Pasaje seleccionado:
________________________
Nos gusta decir que en Colombia tenemos “mucho talento”. Probablemente pasa lo mismo en otros países. Pero no nos ufanamos de lo bien que cultivamos el talento. Por una razón principal: no cultivamos el talento, tal vez con la excepción de algunos deportes olímpicos.
Aunque ocurre igual en muchos países, según se lamentan los investigadores académicos, es curioso que hayamos avanzado en identificar potenciales futbolistas profesionales a los ocho o diez años de edad, pero no en detectar potenciales matemáticos, científicos y artistas, que a la misma edad también se pueden descubrir.
Cualquier sociedad depende para su progreso, en importante medida, de la cantidad de personas creativas en distintos campos que producen y lideran ideas, innovaciones y soluciones que redundan en beneficio de todos. Las potencias atraen los talentos de otras naciones y así se vuelven más fuertes.
________________________
Extractos de registros:
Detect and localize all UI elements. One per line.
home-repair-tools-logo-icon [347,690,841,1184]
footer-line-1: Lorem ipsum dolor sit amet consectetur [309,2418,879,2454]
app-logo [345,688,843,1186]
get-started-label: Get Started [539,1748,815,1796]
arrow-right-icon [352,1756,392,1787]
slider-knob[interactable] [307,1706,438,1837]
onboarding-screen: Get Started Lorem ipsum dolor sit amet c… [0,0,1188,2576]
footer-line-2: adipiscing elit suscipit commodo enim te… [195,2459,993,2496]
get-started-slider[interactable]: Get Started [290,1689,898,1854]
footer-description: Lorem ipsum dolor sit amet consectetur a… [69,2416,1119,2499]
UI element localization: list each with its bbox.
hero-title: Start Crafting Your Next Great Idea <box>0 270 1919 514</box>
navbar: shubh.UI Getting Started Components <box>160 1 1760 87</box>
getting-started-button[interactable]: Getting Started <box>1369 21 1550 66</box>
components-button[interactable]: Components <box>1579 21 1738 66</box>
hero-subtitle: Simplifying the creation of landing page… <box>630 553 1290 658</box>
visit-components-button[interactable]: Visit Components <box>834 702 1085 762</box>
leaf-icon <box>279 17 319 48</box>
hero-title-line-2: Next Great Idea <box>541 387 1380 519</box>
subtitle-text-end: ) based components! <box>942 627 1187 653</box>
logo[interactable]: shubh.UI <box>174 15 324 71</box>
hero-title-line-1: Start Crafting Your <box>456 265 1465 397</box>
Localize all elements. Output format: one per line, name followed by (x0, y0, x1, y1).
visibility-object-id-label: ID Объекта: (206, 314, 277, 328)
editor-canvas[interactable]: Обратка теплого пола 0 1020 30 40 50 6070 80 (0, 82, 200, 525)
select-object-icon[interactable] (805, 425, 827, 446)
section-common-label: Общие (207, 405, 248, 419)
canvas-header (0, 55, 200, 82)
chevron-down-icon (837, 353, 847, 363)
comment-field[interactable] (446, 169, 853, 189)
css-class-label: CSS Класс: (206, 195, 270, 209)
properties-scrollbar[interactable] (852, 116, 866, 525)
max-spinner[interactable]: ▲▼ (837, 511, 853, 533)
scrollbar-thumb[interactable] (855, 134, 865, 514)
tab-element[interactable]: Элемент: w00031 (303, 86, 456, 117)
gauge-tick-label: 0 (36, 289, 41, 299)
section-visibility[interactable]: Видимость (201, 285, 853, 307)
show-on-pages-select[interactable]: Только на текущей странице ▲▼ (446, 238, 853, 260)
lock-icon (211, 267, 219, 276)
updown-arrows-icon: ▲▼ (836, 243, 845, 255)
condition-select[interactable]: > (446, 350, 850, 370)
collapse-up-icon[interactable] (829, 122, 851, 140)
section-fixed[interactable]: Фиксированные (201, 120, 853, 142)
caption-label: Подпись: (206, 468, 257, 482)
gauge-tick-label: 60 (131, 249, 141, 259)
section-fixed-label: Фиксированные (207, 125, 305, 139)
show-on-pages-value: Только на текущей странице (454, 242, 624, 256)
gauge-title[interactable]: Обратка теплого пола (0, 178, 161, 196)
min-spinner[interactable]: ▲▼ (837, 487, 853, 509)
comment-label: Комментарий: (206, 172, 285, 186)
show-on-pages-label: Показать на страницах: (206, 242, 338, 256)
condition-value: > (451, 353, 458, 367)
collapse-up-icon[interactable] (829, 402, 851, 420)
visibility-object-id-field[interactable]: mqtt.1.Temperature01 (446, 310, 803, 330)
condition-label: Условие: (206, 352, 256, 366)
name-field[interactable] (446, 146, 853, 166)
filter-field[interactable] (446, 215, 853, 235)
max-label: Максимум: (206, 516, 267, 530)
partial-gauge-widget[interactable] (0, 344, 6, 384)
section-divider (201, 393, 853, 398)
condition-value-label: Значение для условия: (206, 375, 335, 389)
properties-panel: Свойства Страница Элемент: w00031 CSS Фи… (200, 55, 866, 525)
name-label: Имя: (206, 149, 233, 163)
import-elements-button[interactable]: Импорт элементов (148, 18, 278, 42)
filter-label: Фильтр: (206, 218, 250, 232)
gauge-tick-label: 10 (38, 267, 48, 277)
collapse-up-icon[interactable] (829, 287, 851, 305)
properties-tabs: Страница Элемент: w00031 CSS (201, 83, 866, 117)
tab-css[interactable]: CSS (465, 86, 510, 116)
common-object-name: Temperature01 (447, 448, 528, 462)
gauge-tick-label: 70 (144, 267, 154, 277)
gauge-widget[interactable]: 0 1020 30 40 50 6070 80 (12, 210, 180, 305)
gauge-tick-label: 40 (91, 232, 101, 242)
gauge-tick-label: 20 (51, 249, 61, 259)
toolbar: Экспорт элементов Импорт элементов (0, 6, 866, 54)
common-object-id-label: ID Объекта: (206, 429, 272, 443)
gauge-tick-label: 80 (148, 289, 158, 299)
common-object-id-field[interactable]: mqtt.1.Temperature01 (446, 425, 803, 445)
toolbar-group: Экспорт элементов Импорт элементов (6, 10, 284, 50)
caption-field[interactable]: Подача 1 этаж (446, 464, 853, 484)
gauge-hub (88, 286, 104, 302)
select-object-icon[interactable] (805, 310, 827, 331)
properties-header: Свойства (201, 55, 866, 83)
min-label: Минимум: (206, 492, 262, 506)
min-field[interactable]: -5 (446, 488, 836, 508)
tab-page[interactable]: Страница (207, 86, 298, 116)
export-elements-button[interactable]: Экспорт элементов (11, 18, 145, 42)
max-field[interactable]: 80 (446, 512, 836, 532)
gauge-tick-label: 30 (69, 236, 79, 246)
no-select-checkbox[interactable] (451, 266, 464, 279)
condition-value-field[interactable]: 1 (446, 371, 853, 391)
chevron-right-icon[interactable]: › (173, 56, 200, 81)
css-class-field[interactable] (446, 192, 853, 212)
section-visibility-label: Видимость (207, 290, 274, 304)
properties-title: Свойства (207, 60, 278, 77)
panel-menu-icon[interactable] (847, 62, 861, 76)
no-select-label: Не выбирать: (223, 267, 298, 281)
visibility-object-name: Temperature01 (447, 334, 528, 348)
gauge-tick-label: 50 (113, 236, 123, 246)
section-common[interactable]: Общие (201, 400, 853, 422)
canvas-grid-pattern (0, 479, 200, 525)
________________________
Complete lo siguiente:
1. Según el pasaje seleccionado, ¿a qué edad se ha avanzado en identificar potenciales futbolistas profesionales?
2. Copie del pasaje seleccionado el fragmento comprendido entre "Aunque ocurre igual" y "se pueden descubrir.", ambos inclusive, y sustituya en él "futbolistas" por "tenistas".
3. Convierta en una lista breve el párrafo del pasaje seleccionado que comienza con "Cualquier sociedad depende", conservando sus datos principales.

Resultados en orden:
1. A los ocho o diez años de edad.

2.
Aunque ocurre igual en muchos países, según se lamentan los investigadores académicos, es curioso que hayamos avanzado en identificar potenciales tenistas profesionales a los ocho o diez años de edad, pero no en detectar potenciales matemáticos, científicos y artistas, que a la misma edad también se pueden descubrir.

3.
- El progreso de cualquier sociedad depende en gran medida de cuántas personas creativas tiene en distintos campos.
- Esas personas producen y lideran ideas, innovaciones y soluciones que benefician a todos.
- Las potencias atraen talentos de otras naciones y así se vuelven más fuertes.